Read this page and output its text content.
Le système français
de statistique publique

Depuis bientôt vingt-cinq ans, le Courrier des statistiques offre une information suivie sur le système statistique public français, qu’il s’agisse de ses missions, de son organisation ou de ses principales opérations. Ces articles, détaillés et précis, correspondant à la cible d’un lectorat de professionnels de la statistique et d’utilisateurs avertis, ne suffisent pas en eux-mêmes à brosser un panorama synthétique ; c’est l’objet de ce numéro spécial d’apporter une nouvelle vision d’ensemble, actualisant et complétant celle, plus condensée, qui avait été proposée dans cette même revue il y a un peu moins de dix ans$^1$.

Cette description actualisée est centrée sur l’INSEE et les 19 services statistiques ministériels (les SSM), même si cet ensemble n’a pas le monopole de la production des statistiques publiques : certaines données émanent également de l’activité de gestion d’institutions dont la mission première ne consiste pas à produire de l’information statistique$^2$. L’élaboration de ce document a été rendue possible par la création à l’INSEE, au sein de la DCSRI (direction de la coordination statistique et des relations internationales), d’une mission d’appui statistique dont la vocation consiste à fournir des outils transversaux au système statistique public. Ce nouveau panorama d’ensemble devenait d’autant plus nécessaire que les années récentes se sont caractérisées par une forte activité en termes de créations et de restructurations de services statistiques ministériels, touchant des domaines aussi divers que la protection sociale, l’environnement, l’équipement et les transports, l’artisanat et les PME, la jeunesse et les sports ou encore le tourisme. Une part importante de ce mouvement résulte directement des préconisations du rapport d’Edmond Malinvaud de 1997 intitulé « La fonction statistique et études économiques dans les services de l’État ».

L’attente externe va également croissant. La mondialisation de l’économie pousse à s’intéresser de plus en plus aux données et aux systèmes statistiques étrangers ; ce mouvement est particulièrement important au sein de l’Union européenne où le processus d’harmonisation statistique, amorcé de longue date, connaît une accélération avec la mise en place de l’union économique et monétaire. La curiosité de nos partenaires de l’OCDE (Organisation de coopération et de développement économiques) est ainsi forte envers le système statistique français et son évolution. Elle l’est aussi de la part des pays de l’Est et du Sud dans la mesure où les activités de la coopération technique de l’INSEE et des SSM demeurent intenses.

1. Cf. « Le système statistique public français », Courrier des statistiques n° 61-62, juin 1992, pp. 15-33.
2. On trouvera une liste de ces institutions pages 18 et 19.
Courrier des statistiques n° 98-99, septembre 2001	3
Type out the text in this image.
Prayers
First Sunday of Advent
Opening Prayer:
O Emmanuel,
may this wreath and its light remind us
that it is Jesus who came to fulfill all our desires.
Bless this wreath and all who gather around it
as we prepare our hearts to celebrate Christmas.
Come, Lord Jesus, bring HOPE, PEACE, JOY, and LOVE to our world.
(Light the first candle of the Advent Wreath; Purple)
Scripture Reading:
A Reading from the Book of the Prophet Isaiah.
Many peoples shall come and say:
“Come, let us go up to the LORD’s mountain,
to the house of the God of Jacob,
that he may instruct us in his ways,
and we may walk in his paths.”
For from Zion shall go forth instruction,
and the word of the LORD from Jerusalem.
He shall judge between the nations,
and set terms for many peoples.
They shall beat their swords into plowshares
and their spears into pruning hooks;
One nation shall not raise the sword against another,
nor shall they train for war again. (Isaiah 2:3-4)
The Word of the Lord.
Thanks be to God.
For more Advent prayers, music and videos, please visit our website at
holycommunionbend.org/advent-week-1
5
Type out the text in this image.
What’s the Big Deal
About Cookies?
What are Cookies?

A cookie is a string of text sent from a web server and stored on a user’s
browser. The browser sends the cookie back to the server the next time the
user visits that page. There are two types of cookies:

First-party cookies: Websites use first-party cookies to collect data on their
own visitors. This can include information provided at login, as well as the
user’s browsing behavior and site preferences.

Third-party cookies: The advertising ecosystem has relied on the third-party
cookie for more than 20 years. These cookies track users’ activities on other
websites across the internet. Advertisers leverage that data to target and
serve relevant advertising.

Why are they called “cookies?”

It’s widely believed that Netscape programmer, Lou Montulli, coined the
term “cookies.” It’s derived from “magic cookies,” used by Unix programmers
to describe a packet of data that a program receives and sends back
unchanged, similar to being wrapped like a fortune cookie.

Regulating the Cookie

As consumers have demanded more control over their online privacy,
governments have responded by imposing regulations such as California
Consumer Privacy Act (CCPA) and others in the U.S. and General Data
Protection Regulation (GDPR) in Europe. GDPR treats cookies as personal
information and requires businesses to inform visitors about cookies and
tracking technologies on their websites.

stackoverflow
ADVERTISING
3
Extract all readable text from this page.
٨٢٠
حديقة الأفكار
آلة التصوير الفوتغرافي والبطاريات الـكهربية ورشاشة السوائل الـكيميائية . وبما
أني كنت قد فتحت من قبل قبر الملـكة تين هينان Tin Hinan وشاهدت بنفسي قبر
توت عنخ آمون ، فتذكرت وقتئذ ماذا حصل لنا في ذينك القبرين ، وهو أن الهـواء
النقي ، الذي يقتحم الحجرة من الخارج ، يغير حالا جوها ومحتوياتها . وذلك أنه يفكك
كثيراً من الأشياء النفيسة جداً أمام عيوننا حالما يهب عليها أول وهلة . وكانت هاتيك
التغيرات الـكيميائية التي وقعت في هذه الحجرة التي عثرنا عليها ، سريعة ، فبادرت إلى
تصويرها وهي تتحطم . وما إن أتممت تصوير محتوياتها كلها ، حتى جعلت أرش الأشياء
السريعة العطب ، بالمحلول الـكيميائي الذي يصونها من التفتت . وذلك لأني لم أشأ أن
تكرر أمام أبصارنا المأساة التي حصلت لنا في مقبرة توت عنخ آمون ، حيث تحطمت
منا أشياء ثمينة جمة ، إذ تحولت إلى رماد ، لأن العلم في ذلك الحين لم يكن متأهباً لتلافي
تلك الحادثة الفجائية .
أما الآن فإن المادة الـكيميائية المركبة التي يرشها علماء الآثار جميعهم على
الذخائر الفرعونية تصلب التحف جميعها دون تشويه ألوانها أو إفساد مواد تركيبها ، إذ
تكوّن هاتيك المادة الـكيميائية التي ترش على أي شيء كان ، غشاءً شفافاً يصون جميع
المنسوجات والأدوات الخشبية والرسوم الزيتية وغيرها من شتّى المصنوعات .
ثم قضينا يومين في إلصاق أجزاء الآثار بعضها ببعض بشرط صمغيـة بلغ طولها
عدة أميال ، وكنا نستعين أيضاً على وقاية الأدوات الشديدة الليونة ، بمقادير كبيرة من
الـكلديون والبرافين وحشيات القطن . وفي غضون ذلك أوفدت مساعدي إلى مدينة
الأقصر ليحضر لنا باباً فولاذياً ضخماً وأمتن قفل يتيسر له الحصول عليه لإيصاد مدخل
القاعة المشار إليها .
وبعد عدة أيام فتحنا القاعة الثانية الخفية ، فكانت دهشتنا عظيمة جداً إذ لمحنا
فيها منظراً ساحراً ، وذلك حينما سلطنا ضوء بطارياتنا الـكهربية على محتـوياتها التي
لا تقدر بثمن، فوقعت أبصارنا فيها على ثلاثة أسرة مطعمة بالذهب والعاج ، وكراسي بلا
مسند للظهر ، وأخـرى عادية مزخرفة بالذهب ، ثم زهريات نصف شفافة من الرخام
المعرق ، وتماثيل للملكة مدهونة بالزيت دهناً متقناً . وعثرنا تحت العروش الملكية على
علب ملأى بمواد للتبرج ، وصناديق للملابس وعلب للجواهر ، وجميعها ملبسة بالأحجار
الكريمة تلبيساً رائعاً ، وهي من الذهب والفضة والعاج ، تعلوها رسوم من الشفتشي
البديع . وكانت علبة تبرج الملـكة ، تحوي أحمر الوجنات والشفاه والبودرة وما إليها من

+ + + +

== Work required ==
Output all of the material, please, exactly as it stands.

== Result for this exercise ==
Read this page and output its text content.
Le système français
de statistique publique

Depuis bientôt vingt-cinq ans, le Courrier des statistiques offre une information suivie sur le système statistique public français, qu’il s’agisse de ses missions, de son organisation ou de ses principales opérations. Ces articles, détaillés et précis, correspondant à la cible d’un lectorat de professionnels de la statistique et d’utilisateurs avertis, ne suffisent pas en eux-mêmes à brosser un panorama synthétique ; c’est l’objet de ce numéro spécial d’apporter une nouvelle vision d’ensemble, actualisant et complétant celle, plus condensée, qui avait été proposée dans cette même revue il y a un peu moins de dix ans$^1$.

Cette description actualisée est centrée sur l’INSEE et les 19 services statistiques ministériels (les SSM), même si cet ensemble n’a pas le monopole de la production des statistiques publiques : certaines données émanent également de l’activité de gestion d’institutions dont la mission première ne consiste pas à produire de l’information statistique$^2$. L’élaboration de ce document a été rendue possible par la création à l’INSEE, au sein de la DCSRI (direction de la coordination statistique et des relations internationales), d’une mission d’appui statistique dont la vocation consiste à fournir des outils transversaux au système statistique public. Ce nouveau panorama d’ensemble devenait d’autant plus nécessaire que les années récentes se sont caractérisées par une forte activité en termes de créations et de restructurations de services statistiques ministériels, touchant des domaines aussi divers que la protection sociale, l’environnement, l’équipement et les transports, l’artisanat et les PME, la jeunesse et les sports ou encore le tourisme. Une part importante de ce mouvement résulte directement des préconisations du rapport d’Edmond Malinvaud de 1997 intitulé « La fonction statistique et études économiques dans les services de l’État ».

L’attente externe va également croissant. La mondialisation de l’économie pousse à s’intéresser de plus en plus aux données et aux systèmes statistiques étrangers ; ce mouvement est particulièrement important au sein de l’Union européenne où le processus d’harmonisation statistique, amorcé de longue date, connaît une accélération avec la mise en place de l’union économique et monétaire. La curiosité de nos partenaires de l’OCDE (Organisation de coopération et de développement économiques) est ainsi forte envers le système statistique français et son évolution. Elle l’est aussi de la part des pays de l’Est et du Sud dans la mesure où les activités de la coopération technique de l’INSEE et des SSM demeurent intenses.

1. Cf. « Le système statistique public français », Courrier des statistiques n° 61-62, juin 1992, pp. 15-33.
2. On trouvera une liste de ces institutions pages 18 et 19.
Courrier des statistiques n° 98-99, septembre 2001	3
Type out the text in this image.
Prayers
First Sunday of Advent
Opening Prayer:
O Emmanuel,
may this wreath and its light remind us
that it is Jesus who came to fulfill all our desires.
Bless this wreath and all who gather around it
as we prepare our hearts to celebrate Christmas.
Come, Lord Jesus, bring HOPE, PEACE, JOY, and LOVE to our world.
(Light the first candle of the Advent Wreath; Purple)
Scripture Reading:
A Reading from the Book of the Prophet Isaiah.
Many peoples shall come and say:
“Come, let us go up to the LORD’s mountain,
to the house of the God of Jacob,
that he may instruct us in his ways,
and we may walk in his paths.”
For from Zion shall go forth instruction,
and the word of the LORD from Jerusalem.
He shall judge between the nations,
and set terms for many peoples.
They shall beat their swords into plowshares
and their spears into pruning hooks;
One nation shall not raise the sword against another,
nor shall they train for war again. (Isaiah 2:3-4)
The Word of the Lord.
Thanks be to God.
For more Advent prayers, music and videos, please visit our website at
holycommunionbend.org/advent-week-1
5
Type out the text in this image.
What’s the Big Deal
About Cookies?
What are Cookies?

A cookie is a string of text sent from a web server and stored on a user’s
browser. The browser sends the cookie back to the server the next time the
user visits that page. There are two types of cookies:

First-party cookies: Websites use first-party cookies to collect data on their
own visitors. This can include information provided at login, as well as the
user’s browsing behavior and site preferences.

Third-party cookies: The advertising ecosystem has relied on the third-party
cookie for more than 20 years. These cookies track users’ activities on other
websites across the internet. Advertisers leverage that data to target and
serve relevant advertising.

Why are they called “cookies?”

It’s widely believed that Netscape programmer, Lou Montulli, coined the
term “cookies.” It’s derived from “magic cookies,” used by Unix programmers
to describe a packet of data that a program receives and sends back
unchanged, similar to being wrapped like a fortune cookie.

Regulating the Cookie

As consumers have demanded more control over their online privacy,
governments have responded by imposing regulations such as California
Consumer Privacy Act (CCPA) and others in the U.S. and General Data
Protection Regulation (GDPR) in Europe. GDPR treats cookies as personal
information and requires businesses to inform visitors about cookies and
tracking technologies on their websites.

stackoverflow
ADVERTISING
3
Extract all readable text from this page.
٨٢٠
حديقة الأفكار
آلة التصوير الفوتغرافي والبطاريات الـكهربية ورشاشة السوائل الـكيميائية . وبما
أني كنت قد فتحت من قبل قبر الملـكة تين هينان Tin Hinan وشاهدت بنفسي قبر
توت عنخ آمون ، فتذكرت وقتئذ ماذا حصل لنا في ذينك القبرين ، وهو أن الهـواء
النقي ، الذي يقتحم الحجرة من الخارج ، يغير حالا جوها ومحتوياتها . وذلك أنه يفكك
كثيراً من الأشياء النفيسة جداً أمام عيوننا حالما يهب عليها أول وهلة . وكانت هاتيك
التغيرات الـكيميائية التي وقعت في هذه الحجرة التي عثرنا عليها ، سريعة ، فبادرت إلى
تصويرها وهي تتحطم . وما إن أتممت تصوير محتوياتها كلها ، حتى جعلت أرش الأشياء
السريعة العطب ، بالمحلول الـكيميائي الذي يصونها من التفتت . وذلك لأني لم أشأ أن
تكرر أمام أبصارنا المأساة التي حصلت لنا في مقبرة توت عنخ آمون ، حيث تحطمت
منا أشياء ثمينة جمة ، إذ تحولت إلى رماد ، لأن العلم في ذلك الحين لم يكن متأهباً لتلافي
تلك الحادثة الفجائية .
أما الآن فإن المادة الـكيميائية المركبة التي يرشها علماء الآثار جميعهم على
الذخائر الفرعونية تصلب التحف جميعها دون تشويه ألوانها أو إفساد مواد تركيبها ، إذ
تكوّن هاتيك المادة الـكيميائية التي ترش على أي شيء كان ، غشاءً شفافاً يصون جميع
المنسوجات والأدوات الخشبية والرسوم الزيتية وغيرها من شتّى المصنوعات .
ثم قضينا يومين في إلصاق أجزاء الآثار بعضها ببعض بشرط صمغيـة بلغ طولها
عدة أميال ، وكنا نستعين أيضاً على وقاية الأدوات الشديدة الليونة ، بمقادير كبيرة من
الـكلديون والبرافين وحشيات القطن . وفي غضون ذلك أوفدت مساعدي إلى مدينة
الأقصر ليحضر لنا باباً فولاذياً ضخماً وأمتن قفل يتيسر له الحصول عليه لإيصاد مدخل
القاعة المشار إليها .
وبعد عدة أيام فتحنا القاعة الثانية الخفية ، فكانت دهشتنا عظيمة جداً إذ لمحنا
فيها منظراً ساحراً ، وذلك حينما سلطنا ضوء بطارياتنا الـكهربية على محتـوياتها التي
لا تقدر بثمن، فوقعت أبصارنا فيها على ثلاثة أسرة مطعمة بالذهب والعاج ، وكراسي بلا
مسند للظهر ، وأخـرى عادية مزخرفة بالذهب ، ثم زهريات نصف شفافة من الرخام
المعرق ، وتماثيل للملكة مدهونة بالزيت دهناً متقناً . وعثرنا تحت العروش الملكية على
علب ملأى بمواد للتبرج ، وصناديق للملابس وعلب للجواهر ، وجميعها ملبسة بالأحجار
الكريمة تلبيساً رائعاً ، وهي من الذهب والفضة والعاج ، تعلوها رسوم من الشفتشي
البديع . وكانت علبة تبرج الملـكة ، تحوي أحمر الوجنات والشفاه والبودرة وما إليها من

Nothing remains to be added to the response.